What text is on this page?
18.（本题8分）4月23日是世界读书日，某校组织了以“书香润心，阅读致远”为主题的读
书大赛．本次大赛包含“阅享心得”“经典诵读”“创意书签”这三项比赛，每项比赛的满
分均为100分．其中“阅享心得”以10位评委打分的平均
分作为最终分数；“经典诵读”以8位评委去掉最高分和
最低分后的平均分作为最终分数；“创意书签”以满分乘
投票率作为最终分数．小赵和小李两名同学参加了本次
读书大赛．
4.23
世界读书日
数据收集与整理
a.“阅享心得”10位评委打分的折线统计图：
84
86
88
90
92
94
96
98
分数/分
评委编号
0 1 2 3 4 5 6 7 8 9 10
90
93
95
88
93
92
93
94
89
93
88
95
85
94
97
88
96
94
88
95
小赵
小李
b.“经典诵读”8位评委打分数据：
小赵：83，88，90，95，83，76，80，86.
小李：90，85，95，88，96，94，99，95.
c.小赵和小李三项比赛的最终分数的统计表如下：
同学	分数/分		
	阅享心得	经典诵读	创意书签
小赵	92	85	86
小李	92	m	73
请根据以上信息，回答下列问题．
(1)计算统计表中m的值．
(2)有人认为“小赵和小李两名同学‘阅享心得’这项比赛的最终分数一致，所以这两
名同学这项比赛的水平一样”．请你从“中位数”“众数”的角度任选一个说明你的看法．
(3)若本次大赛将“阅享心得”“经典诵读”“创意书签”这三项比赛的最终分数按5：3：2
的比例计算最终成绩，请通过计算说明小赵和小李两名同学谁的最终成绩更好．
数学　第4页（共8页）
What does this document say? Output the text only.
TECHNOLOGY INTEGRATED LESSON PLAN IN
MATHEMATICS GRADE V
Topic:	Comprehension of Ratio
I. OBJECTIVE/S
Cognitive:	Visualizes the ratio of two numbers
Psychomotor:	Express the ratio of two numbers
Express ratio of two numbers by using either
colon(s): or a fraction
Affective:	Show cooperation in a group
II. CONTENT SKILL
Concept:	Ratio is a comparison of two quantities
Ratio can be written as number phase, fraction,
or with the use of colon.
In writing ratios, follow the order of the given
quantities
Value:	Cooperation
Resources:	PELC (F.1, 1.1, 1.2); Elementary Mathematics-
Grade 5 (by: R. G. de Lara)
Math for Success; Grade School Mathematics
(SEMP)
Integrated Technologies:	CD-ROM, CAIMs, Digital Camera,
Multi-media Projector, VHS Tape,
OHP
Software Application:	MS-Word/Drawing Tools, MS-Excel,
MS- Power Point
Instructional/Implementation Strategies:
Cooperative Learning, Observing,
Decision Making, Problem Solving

-*-*-

## PROBLEM STATEMENT:
Copy each line of the records above that carries the word "text".

## REPLY:
What text is on this page?
What does this document say? Output the text only.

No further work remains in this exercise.